■ Given task: Every entry that follows needs to be repeated exactly.

■ Entries provided:
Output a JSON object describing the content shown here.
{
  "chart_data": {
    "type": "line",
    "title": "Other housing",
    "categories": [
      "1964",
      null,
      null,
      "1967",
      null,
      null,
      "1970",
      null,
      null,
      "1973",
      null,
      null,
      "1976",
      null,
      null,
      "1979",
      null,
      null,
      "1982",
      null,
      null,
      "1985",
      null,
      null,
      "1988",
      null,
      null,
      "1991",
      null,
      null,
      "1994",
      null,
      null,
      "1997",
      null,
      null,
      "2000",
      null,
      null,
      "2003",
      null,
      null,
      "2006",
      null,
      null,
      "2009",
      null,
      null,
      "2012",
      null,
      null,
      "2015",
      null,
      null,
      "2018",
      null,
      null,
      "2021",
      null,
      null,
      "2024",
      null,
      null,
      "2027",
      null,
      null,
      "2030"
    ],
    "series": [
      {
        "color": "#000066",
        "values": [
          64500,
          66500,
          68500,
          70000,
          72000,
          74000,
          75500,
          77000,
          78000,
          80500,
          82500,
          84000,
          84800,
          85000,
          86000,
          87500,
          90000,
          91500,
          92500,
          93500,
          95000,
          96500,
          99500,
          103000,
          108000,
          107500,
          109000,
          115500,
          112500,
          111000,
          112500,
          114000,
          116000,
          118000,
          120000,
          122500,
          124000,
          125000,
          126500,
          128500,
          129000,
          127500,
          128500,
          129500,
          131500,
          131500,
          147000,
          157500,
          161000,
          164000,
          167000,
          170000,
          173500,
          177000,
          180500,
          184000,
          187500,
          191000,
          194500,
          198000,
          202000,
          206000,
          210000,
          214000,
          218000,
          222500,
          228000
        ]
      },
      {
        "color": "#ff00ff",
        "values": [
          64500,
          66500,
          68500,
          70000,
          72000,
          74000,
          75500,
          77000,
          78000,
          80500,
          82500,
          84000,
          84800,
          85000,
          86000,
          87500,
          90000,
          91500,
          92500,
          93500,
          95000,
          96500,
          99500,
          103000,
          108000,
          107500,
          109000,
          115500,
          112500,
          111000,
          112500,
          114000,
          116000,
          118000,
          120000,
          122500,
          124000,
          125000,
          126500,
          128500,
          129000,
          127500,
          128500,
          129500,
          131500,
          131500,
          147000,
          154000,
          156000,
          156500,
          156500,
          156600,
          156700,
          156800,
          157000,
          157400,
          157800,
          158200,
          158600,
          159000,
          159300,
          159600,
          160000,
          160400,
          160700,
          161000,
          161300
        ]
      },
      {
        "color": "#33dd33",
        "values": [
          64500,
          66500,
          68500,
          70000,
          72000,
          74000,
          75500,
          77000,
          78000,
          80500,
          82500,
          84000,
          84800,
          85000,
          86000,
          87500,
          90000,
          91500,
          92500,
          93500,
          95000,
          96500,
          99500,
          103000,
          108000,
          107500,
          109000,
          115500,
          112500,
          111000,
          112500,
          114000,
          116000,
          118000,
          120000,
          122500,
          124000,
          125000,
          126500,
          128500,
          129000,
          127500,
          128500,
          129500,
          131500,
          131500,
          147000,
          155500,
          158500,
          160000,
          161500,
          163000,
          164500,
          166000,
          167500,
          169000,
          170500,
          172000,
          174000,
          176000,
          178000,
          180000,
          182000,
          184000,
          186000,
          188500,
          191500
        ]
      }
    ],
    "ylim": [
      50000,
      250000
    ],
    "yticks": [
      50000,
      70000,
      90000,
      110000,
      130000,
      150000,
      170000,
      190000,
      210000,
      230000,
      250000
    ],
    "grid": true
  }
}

■ Exercise response:
Output a JSON object describing the content shown here.
{
  "chart_data": {
    "type": "line",
    "title": "Other housing",
    "categories": [
      "1964",
      null,
      null,
      "1967",
      null,
      null,
      "1970",
      null,
      null,
      "1973",
      null,
      null,
      "1976",
      null,
      null,
      "1979",
      null,
      null,
      "1982",
      null,
      null,
      "1985",
      null,
      null,
      "1988",
      null,
      null,
      "1991",
      null,
      null,
      "1994",
      null,
      null,
      "1997",
      null,
      null,
      "2000",
      null,
      null,
      "2003",
      null,
      null,
      "2006",
      null,
      null,
      "2009",
      null,
      null,
      "2012",
      null,
      null,
      "2015",
      null,
      null,
      "2018",
      null,
      null,
      "2021",
      null,
      null,
      "2024",
      null,
      null,
      "2027",
      null,
      null,
      "2030"
    ],
    "series": [
      {
        "color": "#000066",
        "values": [
          64500,
          66500,
          68500,
          70000,
          72000,
          74000,
          75500,
          77000,
          78000,
          80500,
          82500,
          84000,
          84800,
          85000,
          86000,
          87500,
          90000,
          91500,
          92500,
          93500,
          95000,
          96500,
          99500,
          103000,
          108000,
          107500,
          109000,
          115500,
          112500,
          111000,
          112500,
          114000,
          116000,
          118000,
          120000,
          122500,
          124000,
          125000,
          126500,
          128500,
          129000,
          127500,
          128500,
          129500,
          131500,
          131500,
          147000,
          157500,
          161000,
          164000,
          167000,
          170000,
          173500,
          177000,
          180500,
          184000,
          187500,
          191000,
          194500,
          198000,
          202000,
          206000,
          210000,
          214000,
          218000,
          222500,
          228000
        ]
      },
      {
        "color": "#ff00ff",
        "values": [
          64500,
          66500,
          68500,
          70000,
          72000,
          74000,
          75500,
          77000,
          78000,
          80500,
          82500,
          84000,
          84800,
          85000,
          86000,
          87500,
          90000,
          91500,
          92500,
          93500,
          95000,
          96500,
          99500,
          103000,
          108000,
          107500,
          109000,
          115500,
          112500,
          111000,
          112500,
          114000,
          116000,
          118000,
          120000,
          122500,
          124000,
          125000,
          126500,
          128500,
          129000,
          127500,
          128500,
          129500,
          131500,
          131500,
          147000,
          154000,
          156000,
          156500,
          156500,
          156600,
          156700,
          156800,
          157000,
          157400,
          157800,
          158200,
          158600,
          159000,
          159300,
          159600,
          160000,
          160400,
          160700,
          161000,
          161300
        ]
      },
      {
        "color": "#33dd33",
        "values": [
          64500,
          66500,
          68500,
          70000,
          72000,
          74000,
          75500,
          77000,
          78000,
          80500,
          82500,
          84000,
          84800,
          85000,
          86000,
          87500,
          90000,
          91500,
          92500,
          93500,
          95000,
          96500,
          99500,
          103000,
          108000,
          107500,
          109000,
          115500,
          112500,
          111000,
          112500,
          114000,
          116000,
          118000,
          120000,
          122500,
          124000,
          125000,
          126500,
          128500,
          129000,
          127500,
          128500,
          129500,
          131500,
          131500,
          147000,
          155500,
          158500,
          160000,
          161500,
          163000,
          164500,
          166000,
          167500,
          169000,
          170500,
          172000,
          174000,
          176000,
          178000,
          180000,
          182000,
          184000,
          186000,
          188500,
          191500
        ]
      }
    ],
    "ylim": [
      50000,
      250000
    ],
    "yticks": [
      50000,
      70000,
      90000,
      110000,
      130000,
      150000,
      170000,
      190000,
      210000,
      230000,
      250000
    ],
    "grid": true
  }
}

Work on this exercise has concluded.